##### DATA PROVIDED

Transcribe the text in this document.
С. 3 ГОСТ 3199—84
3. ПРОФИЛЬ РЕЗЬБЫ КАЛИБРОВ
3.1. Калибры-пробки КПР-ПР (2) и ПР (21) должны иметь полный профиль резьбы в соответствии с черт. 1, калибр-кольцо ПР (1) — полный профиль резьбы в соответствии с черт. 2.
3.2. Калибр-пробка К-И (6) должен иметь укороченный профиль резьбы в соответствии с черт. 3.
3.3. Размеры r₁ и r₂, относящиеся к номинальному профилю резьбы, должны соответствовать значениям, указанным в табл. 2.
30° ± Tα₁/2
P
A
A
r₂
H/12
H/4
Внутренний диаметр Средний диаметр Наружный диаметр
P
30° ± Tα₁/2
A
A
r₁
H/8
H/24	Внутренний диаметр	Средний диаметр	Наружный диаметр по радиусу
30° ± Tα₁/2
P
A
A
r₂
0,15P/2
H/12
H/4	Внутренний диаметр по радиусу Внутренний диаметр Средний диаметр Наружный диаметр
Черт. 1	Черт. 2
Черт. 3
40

##########
##### DATA PROVIDED

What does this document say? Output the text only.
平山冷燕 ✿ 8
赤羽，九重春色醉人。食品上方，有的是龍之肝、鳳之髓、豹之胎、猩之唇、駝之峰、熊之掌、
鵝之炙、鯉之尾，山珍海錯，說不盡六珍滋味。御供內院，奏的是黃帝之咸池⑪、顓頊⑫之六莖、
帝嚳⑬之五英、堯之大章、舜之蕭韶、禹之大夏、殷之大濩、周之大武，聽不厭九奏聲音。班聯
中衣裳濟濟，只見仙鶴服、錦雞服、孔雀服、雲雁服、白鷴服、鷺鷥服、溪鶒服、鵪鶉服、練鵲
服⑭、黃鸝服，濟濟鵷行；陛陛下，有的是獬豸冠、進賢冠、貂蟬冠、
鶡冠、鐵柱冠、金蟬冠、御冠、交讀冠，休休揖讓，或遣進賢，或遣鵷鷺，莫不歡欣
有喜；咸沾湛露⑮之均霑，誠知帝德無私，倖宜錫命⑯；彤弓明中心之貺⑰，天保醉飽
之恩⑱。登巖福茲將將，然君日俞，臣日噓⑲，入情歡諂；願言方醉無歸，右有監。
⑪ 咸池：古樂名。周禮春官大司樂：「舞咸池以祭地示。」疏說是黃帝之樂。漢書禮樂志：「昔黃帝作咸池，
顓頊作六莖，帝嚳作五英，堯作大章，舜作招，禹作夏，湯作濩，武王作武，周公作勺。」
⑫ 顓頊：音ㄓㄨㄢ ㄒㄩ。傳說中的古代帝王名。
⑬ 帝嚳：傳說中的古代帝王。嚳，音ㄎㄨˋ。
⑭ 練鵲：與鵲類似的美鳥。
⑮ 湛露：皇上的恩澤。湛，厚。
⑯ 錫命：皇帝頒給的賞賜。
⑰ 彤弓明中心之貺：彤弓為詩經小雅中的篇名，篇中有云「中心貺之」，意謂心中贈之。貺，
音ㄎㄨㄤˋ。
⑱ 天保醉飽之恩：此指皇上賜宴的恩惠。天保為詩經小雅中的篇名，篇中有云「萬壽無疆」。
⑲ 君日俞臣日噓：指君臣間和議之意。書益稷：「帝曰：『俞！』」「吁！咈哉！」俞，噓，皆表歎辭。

##########
##### DATA PROVIDED

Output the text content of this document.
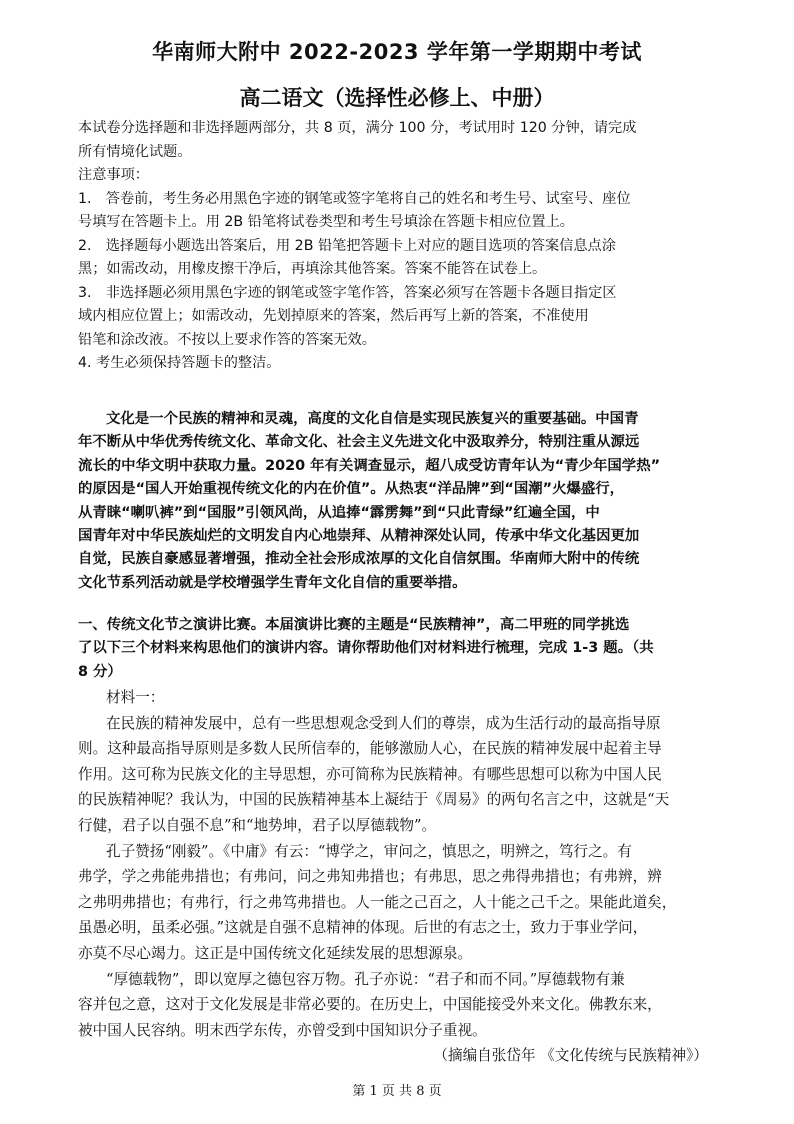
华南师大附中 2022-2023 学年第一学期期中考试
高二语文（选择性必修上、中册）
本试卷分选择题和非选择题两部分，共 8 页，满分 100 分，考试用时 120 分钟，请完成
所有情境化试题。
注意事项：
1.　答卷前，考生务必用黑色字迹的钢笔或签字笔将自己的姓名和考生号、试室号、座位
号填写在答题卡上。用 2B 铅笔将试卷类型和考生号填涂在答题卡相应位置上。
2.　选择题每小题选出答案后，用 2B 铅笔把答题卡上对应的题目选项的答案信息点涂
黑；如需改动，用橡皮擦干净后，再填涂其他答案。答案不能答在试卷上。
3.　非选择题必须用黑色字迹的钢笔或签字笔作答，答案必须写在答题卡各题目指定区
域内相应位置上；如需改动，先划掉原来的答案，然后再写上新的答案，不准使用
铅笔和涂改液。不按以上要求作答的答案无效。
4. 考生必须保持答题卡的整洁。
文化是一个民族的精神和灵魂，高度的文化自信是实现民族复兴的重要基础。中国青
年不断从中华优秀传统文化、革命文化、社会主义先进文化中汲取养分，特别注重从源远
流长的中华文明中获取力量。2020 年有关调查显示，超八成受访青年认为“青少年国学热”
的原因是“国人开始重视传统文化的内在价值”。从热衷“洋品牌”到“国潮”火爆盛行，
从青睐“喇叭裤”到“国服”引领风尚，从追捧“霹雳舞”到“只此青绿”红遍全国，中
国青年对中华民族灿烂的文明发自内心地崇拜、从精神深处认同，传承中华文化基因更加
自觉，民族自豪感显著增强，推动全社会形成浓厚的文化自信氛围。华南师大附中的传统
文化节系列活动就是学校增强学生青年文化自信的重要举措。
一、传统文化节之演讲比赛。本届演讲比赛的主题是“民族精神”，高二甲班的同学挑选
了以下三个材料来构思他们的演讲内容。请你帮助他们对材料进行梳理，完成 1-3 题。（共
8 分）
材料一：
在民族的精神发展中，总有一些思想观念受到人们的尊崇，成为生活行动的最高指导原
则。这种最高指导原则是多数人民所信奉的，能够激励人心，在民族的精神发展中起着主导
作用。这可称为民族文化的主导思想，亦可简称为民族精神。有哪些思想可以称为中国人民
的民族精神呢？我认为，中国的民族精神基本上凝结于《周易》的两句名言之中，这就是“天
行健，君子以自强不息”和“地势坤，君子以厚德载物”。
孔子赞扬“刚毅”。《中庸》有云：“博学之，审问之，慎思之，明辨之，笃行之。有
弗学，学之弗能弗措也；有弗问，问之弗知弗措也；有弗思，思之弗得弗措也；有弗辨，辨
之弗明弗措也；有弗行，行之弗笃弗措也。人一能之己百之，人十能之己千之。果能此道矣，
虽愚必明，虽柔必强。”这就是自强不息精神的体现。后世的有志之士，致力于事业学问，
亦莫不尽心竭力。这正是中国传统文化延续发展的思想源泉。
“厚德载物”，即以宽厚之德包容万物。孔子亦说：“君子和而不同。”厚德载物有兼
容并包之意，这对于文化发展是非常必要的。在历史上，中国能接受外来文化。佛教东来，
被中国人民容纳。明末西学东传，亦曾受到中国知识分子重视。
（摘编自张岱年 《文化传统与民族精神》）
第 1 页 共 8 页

##########

### PROBLEM STATEMENT
Collect each line holding the string "соответствии".

### TASK ANSWER
3.1. Калибры-пробки КПР-ПР (2) и ПР (21) должны иметь полный профиль резьбы в соответствии с черт. 1, калибр-кольцо ПР (1) — полный профиль резьбы в соответствии с черт. 2.
3.2. Калибр-пробка К-И (6) должен иметь укороченный профиль резьбы в соответствии с черт. 3.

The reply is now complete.